What is expected:
Repeat the material below word for word and leave out all pictures.

******

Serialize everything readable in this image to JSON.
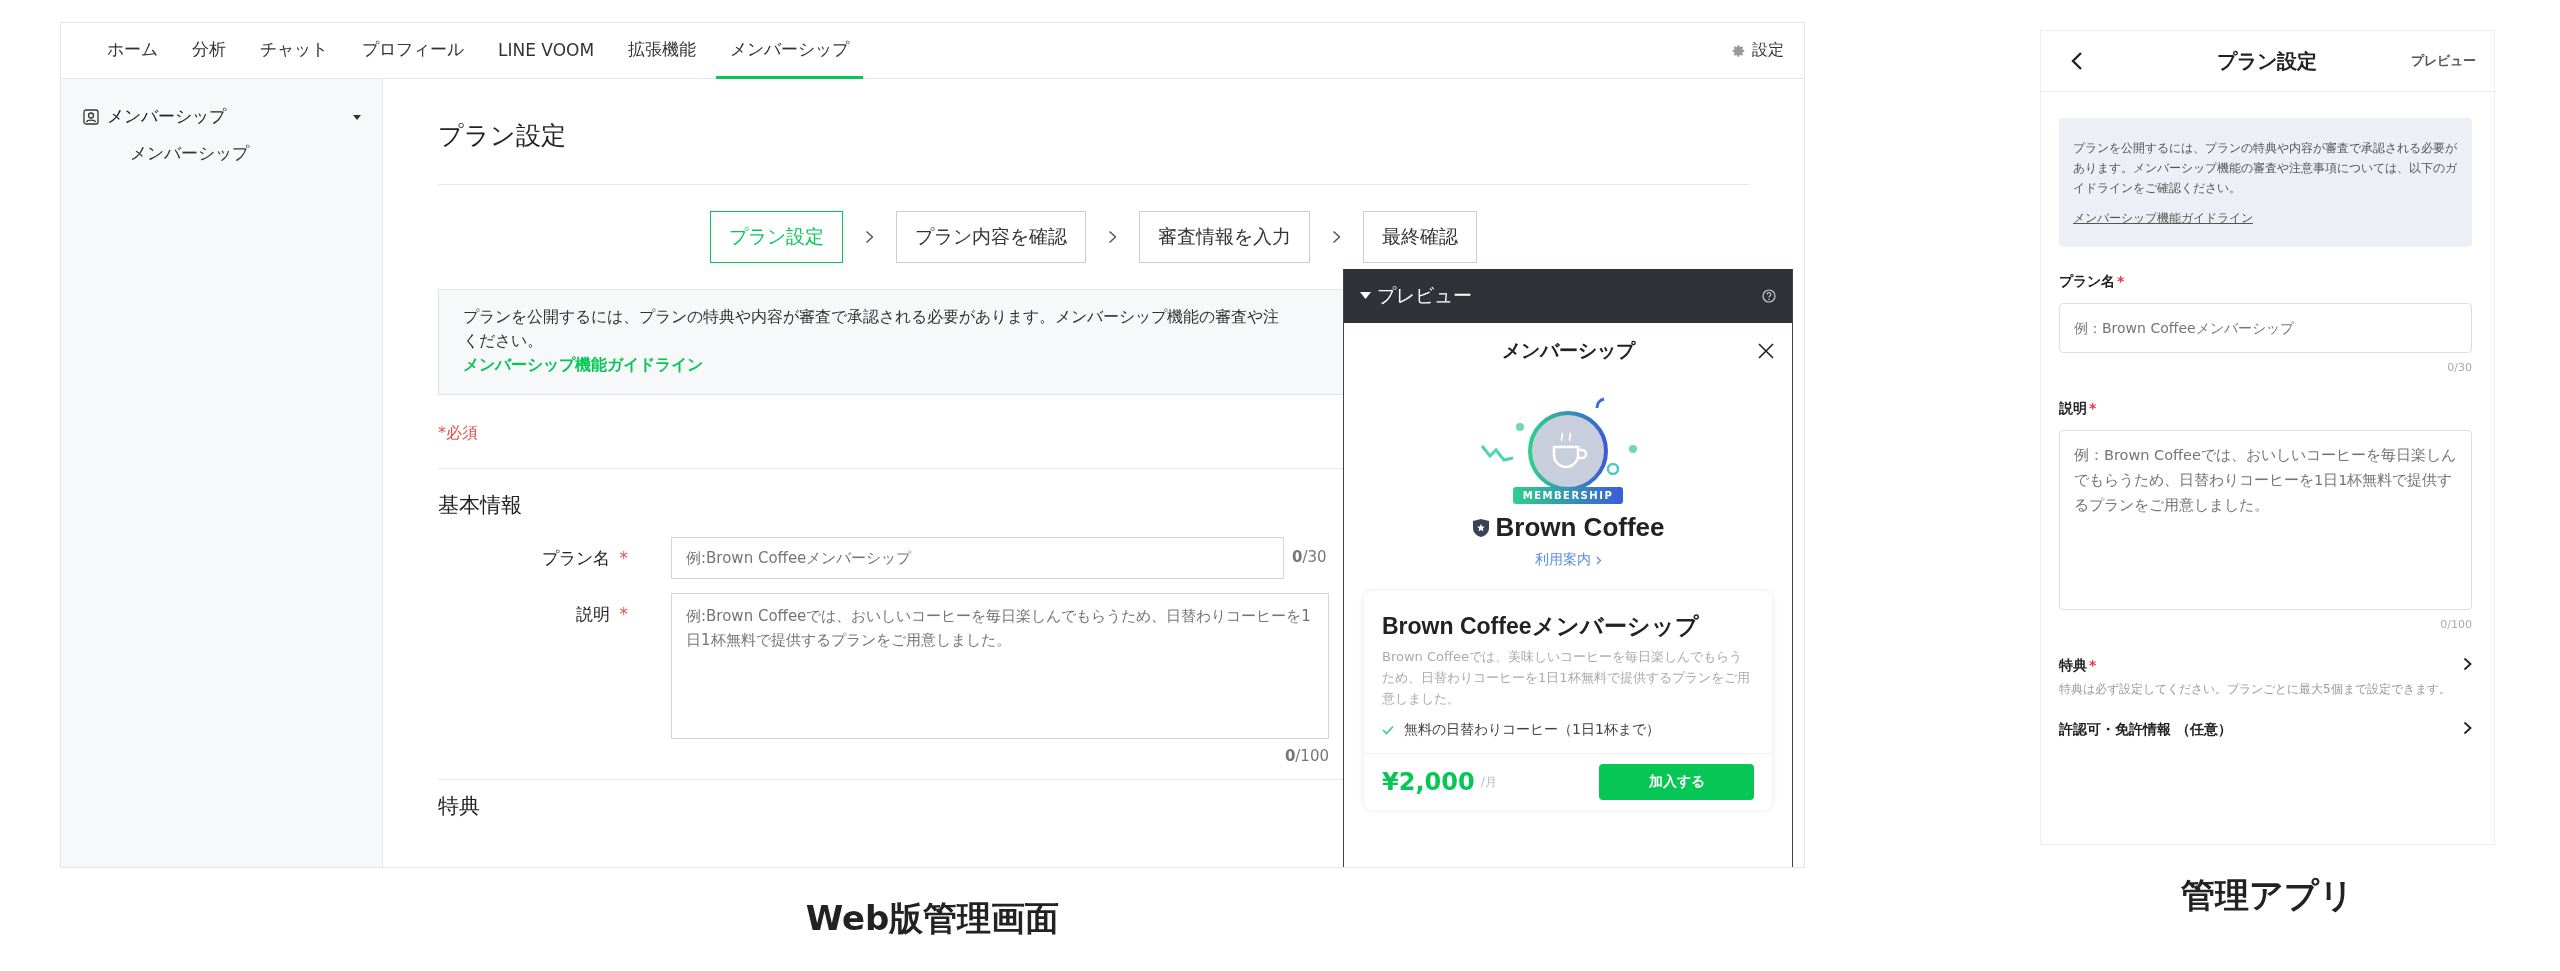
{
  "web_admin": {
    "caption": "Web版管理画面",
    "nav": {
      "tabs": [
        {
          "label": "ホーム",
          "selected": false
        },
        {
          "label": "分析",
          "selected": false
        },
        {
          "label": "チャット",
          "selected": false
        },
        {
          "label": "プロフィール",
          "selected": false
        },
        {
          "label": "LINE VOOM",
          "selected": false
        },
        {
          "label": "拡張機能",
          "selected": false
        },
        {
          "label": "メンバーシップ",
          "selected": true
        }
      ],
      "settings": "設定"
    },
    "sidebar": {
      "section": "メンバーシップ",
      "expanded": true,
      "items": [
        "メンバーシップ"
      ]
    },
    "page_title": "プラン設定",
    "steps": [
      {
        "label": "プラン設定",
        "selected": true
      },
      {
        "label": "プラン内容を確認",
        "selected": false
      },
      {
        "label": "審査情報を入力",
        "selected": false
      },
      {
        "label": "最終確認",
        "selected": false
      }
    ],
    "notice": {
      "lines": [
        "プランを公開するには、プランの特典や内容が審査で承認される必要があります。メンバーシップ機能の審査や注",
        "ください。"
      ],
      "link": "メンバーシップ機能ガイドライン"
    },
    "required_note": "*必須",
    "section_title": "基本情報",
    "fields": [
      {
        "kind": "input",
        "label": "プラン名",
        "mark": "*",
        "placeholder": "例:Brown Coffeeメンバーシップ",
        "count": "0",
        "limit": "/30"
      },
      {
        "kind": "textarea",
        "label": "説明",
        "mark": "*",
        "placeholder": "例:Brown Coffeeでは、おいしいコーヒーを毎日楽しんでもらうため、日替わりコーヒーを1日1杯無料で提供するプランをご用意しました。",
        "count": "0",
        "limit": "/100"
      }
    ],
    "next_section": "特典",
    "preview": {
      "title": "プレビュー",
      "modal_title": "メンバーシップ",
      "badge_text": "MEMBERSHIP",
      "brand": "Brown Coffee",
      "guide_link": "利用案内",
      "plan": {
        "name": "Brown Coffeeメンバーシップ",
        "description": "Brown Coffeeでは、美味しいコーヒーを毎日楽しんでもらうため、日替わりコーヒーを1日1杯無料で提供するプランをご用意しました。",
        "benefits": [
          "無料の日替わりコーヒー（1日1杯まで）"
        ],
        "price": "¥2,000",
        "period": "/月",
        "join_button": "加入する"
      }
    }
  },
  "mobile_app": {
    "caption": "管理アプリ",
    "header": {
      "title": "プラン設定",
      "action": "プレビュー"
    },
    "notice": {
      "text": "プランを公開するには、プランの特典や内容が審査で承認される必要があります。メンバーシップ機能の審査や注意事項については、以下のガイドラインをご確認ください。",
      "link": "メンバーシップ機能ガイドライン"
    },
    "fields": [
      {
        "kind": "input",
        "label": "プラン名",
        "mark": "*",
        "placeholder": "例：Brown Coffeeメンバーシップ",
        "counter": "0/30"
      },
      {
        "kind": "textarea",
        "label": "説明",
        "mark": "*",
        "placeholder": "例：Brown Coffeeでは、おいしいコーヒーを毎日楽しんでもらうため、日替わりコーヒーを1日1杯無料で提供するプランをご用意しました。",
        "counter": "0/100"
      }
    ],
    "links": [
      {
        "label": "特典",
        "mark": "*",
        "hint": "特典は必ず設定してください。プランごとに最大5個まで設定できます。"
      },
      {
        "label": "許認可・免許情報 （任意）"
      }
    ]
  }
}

******

Output of the exercise:
Serialize everything readable in this image to JSON.
{
  "web_admin": {
    "caption": "Web版管理画面",
    "nav": {
      "tabs": [
        {
          "label": "ホーム",
          "selected": false
        },
        {
          "label": "分析",
          "selected": false
        },
        {
          "label": "チャット",
          "selected": false
        },
        {
          "label": "プロフィール",
          "selected": false
        },
        {
          "label": "LINE VOOM",
          "selected": false
        },
        {
          "label": "拡張機能",
          "selected": false
        },
        {
          "label": "メンバーシップ",
          "selected": true
        }
      ],
      "settings": "設定"
    },
    "sidebar": {
      "section": "メンバーシップ",
      "expanded": true,
      "items": [
        "メンバーシップ"
      ]
    },
    "page_title": "プラン設定",
    "steps": [
      {
        "label": "プラン設定",
        "selected": true
      },
      {
        "label": "プラン内容を確認",
        "selected": false
      },
      {
        "label": "審査情報を入力",
        "selected": false
      },
      {
        "label": "最終確認",
        "selected": false
      }
    ],
    "notice": {
      "lines": [
        "プランを公開するには、プランの特典や内容が審査で承認される必要があります。メンバーシップ機能の審査や注",
        "ください。"
      ],
      "link": "メンバーシップ機能ガイドライン"
    },
    "required_note": "*必須",
    "section_title": "基本情報",
    "fields": [
      {
        "kind": "input",
        "label": "プラン名",
        "mark": "*",
        "placeholder": "例:Brown Coffeeメンバーシップ",
        "count": "0",
        "limit": "/30"
      },
      {
        "kind": "textarea",
        "label": "説明",
        "mark": "*",
        "placeholder": "例:Brown Coffeeでは、おいしいコーヒーを毎日楽しんでもらうため、日替わりコーヒーを1日1杯無料で提供するプランをご用意しました。",
        "count": "0",
        "limit": "/100"
      }
    ],
    "next_section": "特典",
    "preview": {
      "title": "プレビュー",
      "modal_title": "メンバーシップ",
      "badge_text": "MEMBERSHIP",
      "brand": "Brown Coffee",
      "guide_link": "利用案内",
      "plan": {
        "name": "Brown Coffeeメンバーシップ",
        "description": "Brown Coffeeでは、美味しいコーヒーを毎日楽しんでもらうため、日替わりコーヒーを1日1杯無料で提供するプランをご用意しました。",
        "benefits": [
          "無料の日替わりコーヒー（1日1杯まで）"
        ],
        "price": "¥2,000",
        "period": "/月",
        "join_button": "加入する"
      }
    }
  },
  "mobile_app": {
    "caption": "管理アプリ",
    "header": {
      "title": "プラン設定",
      "action": "プレビュー"
    },
    "notice": {
      "text": "プランを公開するには、プランの特典や内容が審査で承認される必要があります。メンバーシップ機能の審査や注意事項については、以下のガイドラインをご確認ください。",
      "link": "メンバーシップ機能ガイドライン"
    },
    "fields": [
      {
        "kind": "input",
        "label": "プラン名",
        "mark": "*",
        "placeholder": "例：Brown Coffeeメンバーシップ",
        "counter": "0/30"
      },
      {
        "kind": "textarea",
        "label": "説明",
        "mark": "*",
        "placeholder": "例：Brown Coffeeでは、おいしいコーヒーを毎日楽しんでもらうため、日替わりコーヒーを1日1杯無料で提供するプランをご用意しました。",
        "counter": "0/100"
      }
    ],
    "links": [
      {
        "label": "特典",
        "mark": "*",
        "hint": "特典は必ず設定してください。プランごとに最大5個まで設定できます。"
      },
      {
        "label": "許認可・免許情報 （任意）"
      }
    ]
  }
}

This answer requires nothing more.